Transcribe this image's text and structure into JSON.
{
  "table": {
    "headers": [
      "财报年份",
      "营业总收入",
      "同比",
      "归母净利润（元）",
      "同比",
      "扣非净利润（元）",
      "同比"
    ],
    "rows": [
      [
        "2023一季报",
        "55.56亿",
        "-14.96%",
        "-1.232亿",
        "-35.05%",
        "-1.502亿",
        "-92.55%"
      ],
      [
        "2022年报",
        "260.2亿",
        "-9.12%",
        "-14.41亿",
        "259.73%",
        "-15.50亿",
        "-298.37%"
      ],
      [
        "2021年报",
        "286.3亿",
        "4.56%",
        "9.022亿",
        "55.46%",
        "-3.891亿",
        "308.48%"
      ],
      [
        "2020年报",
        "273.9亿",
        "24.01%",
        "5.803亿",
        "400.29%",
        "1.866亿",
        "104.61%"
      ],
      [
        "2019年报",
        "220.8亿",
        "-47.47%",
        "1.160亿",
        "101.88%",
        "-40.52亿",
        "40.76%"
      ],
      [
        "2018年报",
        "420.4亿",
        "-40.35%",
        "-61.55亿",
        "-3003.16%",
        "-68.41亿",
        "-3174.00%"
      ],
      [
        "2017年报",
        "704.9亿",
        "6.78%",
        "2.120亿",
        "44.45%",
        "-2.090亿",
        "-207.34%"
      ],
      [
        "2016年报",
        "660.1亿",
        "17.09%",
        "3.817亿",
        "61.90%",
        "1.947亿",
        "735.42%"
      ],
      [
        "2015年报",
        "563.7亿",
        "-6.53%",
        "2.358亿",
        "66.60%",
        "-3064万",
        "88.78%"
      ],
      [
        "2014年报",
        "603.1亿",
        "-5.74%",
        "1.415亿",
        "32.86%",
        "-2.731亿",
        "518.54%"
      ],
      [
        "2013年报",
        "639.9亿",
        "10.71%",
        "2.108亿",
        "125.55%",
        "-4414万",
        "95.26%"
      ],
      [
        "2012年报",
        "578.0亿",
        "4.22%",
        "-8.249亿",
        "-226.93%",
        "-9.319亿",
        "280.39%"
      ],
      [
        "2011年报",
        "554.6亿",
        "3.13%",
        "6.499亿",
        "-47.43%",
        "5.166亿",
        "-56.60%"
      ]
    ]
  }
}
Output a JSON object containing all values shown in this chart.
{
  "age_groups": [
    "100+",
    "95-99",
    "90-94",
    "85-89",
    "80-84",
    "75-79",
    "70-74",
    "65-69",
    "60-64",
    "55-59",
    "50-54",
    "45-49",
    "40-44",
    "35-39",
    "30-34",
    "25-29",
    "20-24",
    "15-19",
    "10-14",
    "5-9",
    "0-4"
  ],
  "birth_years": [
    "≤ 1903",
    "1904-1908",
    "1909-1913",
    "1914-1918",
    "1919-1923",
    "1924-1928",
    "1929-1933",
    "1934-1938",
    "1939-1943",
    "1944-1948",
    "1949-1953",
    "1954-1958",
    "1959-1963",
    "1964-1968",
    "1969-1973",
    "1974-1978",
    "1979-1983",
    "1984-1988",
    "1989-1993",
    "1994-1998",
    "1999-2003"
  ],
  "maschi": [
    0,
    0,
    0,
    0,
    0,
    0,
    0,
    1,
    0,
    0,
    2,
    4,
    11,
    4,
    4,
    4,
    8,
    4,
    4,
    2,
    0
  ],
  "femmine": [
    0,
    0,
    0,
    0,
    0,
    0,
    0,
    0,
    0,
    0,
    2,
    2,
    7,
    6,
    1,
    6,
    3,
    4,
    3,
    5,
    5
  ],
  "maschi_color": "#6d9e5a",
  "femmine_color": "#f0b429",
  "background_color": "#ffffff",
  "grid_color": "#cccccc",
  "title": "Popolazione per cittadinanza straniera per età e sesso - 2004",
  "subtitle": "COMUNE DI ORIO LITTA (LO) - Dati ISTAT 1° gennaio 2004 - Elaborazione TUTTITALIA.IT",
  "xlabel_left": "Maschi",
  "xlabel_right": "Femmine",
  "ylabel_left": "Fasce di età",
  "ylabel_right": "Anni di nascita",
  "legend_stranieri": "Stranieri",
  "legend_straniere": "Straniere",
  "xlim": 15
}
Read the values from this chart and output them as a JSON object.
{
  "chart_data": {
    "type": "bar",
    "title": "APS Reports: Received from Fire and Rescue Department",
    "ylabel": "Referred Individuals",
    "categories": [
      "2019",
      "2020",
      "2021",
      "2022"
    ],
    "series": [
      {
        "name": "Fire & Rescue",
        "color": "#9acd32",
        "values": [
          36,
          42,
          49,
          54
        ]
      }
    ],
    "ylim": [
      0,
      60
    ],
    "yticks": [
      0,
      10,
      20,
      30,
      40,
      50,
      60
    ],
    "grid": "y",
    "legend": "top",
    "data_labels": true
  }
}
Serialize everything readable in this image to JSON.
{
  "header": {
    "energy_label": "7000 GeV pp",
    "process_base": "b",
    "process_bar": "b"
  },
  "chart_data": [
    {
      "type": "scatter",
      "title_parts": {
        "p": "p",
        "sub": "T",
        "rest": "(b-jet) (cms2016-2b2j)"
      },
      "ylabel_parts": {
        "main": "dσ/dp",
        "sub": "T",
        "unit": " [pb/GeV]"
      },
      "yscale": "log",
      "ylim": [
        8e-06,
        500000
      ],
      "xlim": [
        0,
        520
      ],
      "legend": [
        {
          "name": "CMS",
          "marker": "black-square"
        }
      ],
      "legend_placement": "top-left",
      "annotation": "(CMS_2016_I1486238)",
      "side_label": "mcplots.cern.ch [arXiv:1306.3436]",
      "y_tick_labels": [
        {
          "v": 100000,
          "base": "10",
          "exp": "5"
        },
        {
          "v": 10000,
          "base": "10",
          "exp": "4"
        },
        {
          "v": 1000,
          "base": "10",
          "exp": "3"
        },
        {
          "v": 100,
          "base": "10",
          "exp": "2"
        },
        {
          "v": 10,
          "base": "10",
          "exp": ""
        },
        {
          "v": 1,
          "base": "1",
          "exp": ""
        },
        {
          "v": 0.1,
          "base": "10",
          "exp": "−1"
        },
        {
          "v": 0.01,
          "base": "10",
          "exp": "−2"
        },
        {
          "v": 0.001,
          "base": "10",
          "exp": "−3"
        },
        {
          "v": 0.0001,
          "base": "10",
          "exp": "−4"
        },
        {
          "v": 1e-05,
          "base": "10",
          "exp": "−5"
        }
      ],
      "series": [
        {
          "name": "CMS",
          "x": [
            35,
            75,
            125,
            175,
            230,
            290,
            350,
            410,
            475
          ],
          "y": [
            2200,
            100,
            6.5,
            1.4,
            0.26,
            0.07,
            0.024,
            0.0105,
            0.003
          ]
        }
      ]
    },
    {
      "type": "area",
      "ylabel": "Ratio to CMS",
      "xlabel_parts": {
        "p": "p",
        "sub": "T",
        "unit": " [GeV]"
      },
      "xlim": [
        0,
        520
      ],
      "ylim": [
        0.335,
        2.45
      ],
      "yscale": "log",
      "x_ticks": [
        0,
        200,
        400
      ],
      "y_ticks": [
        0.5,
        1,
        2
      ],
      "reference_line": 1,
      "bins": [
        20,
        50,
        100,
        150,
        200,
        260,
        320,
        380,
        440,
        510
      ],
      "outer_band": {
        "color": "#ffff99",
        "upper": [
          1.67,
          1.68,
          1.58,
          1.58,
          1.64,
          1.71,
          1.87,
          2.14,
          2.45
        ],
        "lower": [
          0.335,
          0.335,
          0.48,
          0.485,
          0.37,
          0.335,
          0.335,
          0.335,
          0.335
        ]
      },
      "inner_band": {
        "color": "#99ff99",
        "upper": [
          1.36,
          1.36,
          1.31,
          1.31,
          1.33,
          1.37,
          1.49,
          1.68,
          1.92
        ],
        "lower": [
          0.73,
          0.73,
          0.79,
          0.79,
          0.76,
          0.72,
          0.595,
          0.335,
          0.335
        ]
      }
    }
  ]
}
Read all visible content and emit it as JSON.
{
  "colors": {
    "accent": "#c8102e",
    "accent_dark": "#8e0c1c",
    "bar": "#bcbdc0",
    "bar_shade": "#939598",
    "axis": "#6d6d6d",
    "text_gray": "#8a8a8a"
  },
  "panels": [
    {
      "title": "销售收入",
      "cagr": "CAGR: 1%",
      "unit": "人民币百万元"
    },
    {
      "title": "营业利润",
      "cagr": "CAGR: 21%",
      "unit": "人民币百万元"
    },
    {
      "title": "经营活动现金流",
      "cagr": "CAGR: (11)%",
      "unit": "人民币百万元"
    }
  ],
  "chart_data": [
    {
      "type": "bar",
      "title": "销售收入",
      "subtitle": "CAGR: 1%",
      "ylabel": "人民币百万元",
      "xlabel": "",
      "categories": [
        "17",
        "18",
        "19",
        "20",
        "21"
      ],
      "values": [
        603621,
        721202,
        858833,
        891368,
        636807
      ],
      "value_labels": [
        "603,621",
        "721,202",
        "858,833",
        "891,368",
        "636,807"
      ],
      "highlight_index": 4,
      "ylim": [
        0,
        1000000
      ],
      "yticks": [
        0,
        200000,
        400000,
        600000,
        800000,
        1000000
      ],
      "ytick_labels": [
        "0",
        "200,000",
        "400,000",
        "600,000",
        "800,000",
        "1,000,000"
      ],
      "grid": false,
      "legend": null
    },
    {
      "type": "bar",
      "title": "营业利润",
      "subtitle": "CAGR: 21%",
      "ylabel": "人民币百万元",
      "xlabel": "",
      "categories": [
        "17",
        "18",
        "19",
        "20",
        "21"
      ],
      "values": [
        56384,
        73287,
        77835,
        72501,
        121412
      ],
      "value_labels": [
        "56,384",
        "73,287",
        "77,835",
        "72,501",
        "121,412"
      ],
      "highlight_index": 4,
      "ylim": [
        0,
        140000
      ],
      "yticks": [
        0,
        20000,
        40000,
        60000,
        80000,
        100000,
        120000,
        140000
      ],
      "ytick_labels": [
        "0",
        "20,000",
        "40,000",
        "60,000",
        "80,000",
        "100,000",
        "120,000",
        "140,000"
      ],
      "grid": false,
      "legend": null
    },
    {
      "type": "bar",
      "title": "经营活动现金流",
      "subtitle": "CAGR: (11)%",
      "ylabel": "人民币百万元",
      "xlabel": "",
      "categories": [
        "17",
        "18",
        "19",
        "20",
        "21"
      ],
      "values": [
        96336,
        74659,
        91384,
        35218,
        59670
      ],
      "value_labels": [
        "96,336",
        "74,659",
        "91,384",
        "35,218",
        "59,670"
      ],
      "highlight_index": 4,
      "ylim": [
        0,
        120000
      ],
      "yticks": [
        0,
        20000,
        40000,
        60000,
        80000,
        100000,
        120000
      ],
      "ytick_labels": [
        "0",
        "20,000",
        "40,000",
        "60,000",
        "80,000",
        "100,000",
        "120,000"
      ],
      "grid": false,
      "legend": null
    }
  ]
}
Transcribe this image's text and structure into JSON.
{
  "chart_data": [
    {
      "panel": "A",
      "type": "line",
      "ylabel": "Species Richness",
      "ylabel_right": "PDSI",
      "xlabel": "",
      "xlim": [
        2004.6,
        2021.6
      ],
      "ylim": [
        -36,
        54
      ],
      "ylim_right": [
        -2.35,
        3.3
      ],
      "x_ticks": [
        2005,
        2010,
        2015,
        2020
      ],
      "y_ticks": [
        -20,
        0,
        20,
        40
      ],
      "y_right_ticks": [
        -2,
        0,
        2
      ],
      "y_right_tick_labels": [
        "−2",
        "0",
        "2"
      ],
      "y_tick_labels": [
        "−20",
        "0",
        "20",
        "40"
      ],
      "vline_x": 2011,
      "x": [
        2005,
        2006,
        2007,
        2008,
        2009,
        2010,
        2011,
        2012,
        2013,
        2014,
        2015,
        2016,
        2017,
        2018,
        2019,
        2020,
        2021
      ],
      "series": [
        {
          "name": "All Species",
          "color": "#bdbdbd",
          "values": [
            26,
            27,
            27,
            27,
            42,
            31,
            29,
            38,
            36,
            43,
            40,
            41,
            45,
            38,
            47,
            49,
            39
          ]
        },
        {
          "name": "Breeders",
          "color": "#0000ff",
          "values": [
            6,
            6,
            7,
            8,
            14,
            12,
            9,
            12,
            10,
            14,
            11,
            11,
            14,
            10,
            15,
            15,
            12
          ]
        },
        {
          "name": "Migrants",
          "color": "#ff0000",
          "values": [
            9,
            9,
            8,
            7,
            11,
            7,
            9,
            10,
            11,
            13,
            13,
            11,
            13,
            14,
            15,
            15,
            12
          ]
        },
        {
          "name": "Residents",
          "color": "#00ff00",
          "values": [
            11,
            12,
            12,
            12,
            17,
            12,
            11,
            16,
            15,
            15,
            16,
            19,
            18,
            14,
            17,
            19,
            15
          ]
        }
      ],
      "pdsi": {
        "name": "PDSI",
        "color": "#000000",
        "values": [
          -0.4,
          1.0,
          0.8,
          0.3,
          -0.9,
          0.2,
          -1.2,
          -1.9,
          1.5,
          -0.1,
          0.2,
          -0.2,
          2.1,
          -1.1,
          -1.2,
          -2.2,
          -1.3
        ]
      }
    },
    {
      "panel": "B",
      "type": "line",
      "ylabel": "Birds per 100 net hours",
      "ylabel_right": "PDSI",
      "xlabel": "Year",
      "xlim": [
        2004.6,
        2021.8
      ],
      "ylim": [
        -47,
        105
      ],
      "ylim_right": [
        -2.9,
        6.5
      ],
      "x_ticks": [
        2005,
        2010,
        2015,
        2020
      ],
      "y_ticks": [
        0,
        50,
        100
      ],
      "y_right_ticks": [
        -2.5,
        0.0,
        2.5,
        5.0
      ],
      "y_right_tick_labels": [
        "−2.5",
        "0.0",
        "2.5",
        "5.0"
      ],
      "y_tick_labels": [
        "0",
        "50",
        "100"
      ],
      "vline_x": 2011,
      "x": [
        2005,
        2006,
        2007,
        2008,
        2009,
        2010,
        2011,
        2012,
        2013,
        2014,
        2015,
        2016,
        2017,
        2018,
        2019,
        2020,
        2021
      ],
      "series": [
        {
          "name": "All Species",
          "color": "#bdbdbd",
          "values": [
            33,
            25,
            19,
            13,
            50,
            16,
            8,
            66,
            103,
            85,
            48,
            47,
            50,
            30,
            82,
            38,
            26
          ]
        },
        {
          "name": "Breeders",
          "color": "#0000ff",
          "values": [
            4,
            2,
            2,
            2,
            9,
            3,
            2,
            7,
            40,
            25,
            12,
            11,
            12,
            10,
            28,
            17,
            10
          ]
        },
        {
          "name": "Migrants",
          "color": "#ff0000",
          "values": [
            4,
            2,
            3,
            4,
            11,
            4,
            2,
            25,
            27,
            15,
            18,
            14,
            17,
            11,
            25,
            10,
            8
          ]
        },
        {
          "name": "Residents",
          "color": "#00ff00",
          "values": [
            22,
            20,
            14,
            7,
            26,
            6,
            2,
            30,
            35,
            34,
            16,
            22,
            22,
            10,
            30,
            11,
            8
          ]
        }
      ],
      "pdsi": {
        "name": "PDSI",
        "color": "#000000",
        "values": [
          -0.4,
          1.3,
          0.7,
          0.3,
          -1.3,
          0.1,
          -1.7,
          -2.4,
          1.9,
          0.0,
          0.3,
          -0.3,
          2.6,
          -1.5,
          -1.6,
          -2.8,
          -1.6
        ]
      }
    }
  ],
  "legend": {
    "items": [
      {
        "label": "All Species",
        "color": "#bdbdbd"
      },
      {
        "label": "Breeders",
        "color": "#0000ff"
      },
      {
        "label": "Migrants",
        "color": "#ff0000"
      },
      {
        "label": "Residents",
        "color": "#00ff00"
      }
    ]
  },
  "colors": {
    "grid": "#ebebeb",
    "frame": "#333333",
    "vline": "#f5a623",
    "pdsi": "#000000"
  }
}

*Exercise aim:* Only the number is required: the count of lines containing the word "Species".

*Result below:* 4